Do this - Where a line in the listing contains the string "υπάρχουν", copy that line out.

>> START Provided data

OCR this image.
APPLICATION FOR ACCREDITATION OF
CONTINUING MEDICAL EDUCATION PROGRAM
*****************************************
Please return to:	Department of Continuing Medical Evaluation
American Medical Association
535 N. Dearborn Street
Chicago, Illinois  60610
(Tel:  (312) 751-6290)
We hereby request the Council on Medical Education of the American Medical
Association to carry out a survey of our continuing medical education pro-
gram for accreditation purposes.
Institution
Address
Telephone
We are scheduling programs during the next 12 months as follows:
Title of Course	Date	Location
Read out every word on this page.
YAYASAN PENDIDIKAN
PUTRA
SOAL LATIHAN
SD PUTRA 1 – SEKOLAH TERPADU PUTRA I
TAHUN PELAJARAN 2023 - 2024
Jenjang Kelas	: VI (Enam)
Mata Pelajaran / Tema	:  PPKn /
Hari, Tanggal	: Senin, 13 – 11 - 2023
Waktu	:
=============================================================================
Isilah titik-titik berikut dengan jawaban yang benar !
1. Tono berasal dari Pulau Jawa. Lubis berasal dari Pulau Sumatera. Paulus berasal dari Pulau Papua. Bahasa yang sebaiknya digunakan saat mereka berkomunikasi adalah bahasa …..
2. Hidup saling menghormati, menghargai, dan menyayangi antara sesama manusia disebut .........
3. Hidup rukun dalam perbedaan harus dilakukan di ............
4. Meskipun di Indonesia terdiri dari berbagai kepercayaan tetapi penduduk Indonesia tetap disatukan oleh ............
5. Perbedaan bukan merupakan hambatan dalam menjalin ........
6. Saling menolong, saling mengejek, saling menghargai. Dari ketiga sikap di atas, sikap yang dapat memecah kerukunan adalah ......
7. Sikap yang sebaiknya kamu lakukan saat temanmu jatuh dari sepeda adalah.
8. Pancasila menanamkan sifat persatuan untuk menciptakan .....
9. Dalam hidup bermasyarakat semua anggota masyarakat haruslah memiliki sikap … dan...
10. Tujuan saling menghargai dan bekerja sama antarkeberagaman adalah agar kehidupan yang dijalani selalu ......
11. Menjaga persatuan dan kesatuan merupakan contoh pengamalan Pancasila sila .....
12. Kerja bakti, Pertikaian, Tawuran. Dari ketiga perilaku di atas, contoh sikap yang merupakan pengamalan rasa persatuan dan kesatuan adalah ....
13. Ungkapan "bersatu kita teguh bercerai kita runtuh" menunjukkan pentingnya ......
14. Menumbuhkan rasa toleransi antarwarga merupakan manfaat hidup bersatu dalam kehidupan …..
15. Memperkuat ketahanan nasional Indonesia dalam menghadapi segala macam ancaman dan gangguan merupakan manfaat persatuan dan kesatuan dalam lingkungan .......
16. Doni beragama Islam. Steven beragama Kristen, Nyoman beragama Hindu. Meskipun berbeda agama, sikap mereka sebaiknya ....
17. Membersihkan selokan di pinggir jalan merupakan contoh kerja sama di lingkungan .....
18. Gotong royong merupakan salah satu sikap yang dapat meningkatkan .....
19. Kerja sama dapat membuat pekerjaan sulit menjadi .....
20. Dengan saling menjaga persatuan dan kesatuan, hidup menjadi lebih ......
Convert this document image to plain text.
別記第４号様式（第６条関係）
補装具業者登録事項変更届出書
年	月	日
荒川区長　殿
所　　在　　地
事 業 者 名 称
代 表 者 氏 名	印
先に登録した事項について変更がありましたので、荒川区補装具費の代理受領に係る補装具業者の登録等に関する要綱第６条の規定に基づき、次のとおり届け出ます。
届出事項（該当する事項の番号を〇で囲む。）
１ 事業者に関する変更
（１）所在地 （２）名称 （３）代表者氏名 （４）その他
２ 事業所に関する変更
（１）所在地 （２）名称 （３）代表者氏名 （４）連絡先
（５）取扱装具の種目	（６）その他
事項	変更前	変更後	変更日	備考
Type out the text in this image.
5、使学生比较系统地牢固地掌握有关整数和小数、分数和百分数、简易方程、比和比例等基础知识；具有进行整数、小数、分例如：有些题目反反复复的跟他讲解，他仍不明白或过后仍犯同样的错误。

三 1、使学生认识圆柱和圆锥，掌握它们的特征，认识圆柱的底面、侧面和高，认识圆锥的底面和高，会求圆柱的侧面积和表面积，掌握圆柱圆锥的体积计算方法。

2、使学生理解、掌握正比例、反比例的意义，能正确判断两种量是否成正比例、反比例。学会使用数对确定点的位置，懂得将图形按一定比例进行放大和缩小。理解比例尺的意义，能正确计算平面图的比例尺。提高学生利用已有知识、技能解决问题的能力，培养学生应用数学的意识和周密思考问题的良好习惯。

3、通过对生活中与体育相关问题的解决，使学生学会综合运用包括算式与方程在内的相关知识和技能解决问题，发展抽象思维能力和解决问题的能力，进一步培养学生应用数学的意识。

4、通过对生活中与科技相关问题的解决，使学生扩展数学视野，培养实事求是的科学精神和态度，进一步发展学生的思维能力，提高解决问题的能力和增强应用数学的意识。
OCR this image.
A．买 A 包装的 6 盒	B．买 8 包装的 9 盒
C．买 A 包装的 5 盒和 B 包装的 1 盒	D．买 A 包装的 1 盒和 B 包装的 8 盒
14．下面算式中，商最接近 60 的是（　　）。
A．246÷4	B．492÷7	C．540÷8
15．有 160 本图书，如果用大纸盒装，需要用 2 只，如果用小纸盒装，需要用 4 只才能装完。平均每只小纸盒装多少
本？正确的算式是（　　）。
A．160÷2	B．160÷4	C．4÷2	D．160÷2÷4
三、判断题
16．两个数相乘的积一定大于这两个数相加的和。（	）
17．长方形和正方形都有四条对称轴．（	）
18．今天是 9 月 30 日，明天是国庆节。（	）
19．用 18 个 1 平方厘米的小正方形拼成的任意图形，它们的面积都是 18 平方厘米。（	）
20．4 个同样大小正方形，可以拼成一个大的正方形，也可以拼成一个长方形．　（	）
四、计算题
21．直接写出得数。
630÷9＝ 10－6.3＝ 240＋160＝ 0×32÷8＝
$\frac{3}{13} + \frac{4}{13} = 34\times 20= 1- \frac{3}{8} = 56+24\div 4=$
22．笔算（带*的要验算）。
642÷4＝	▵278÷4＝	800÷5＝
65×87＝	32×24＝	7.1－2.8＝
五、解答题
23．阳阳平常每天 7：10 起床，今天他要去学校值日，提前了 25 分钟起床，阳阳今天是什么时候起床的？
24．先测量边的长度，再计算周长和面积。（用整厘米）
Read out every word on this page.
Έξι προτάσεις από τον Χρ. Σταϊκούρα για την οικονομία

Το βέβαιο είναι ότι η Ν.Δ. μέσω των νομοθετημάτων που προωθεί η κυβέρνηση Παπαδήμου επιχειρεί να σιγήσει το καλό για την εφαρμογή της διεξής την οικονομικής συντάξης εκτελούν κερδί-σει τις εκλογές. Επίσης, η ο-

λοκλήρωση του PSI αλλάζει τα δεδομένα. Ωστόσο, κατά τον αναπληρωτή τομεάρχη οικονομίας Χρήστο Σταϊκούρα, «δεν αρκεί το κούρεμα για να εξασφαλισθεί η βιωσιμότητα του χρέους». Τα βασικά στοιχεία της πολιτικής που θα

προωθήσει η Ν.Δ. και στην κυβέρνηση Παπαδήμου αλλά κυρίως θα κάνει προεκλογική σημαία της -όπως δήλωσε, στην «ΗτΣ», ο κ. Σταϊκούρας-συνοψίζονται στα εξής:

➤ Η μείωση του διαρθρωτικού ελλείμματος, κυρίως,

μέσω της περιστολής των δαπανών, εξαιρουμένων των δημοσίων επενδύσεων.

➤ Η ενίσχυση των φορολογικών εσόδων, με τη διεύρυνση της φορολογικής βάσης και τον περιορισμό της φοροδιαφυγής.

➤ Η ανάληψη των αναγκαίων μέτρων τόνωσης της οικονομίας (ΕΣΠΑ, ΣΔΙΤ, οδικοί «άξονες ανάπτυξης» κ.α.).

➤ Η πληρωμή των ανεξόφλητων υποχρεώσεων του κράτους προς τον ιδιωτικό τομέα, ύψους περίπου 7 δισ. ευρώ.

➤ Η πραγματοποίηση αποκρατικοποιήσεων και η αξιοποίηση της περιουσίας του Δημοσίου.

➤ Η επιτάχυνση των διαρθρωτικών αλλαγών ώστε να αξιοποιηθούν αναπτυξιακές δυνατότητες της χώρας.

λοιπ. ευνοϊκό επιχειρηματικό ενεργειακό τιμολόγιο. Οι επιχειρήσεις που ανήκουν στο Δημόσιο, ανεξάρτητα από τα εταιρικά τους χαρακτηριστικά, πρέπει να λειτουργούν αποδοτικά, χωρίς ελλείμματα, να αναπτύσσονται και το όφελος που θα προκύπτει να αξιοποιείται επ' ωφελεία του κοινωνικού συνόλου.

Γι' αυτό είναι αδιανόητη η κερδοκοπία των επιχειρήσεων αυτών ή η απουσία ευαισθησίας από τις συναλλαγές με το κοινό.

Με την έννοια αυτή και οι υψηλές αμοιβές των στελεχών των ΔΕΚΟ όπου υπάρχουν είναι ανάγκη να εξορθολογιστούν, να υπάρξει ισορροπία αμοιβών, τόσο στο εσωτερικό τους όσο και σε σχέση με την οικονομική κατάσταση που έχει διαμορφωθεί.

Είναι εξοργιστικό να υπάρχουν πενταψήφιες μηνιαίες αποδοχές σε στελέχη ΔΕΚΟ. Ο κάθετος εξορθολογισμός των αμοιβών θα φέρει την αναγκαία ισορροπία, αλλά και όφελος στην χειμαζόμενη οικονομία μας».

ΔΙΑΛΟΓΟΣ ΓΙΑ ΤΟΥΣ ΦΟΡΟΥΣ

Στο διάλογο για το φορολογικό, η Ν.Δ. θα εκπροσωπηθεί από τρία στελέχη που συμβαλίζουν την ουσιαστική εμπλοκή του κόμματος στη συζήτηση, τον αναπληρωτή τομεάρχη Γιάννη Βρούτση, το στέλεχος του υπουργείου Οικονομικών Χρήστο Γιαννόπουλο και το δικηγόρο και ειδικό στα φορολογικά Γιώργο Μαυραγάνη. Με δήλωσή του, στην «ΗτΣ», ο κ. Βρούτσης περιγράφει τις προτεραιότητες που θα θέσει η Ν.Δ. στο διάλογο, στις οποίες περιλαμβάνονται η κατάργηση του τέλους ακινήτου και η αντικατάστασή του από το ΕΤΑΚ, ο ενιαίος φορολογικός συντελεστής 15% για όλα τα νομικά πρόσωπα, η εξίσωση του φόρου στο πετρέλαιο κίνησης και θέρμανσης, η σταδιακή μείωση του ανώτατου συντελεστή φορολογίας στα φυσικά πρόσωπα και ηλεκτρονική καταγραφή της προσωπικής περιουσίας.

>> END Provided data

Result below -
Με την έννοια αυτή και οι υψηλές αμοιβές των στελεχών των ΔΕΚΟ όπου υπάρχουν είναι ανάγκη να εξορθολογιστούν, να υπάρξει ισορροπία αμοιβών, τόσο στο εσωτερικό τους όσο και σε σχέση με την οικονομική κατάσταση που έχει διαμορφωθεί.
Είναι εξοργιστικό να υπάρχουν πενταψήφιες μηνιαίες αποδοχές σε στελέχη ΔΕΚΟ. Ο κάθετος εξορθολογισμός των αμοιβών θα φέρει την αναγκαία ισορροπία, αλλά και όφελος στην χειμαζόμενη οικονομία μας».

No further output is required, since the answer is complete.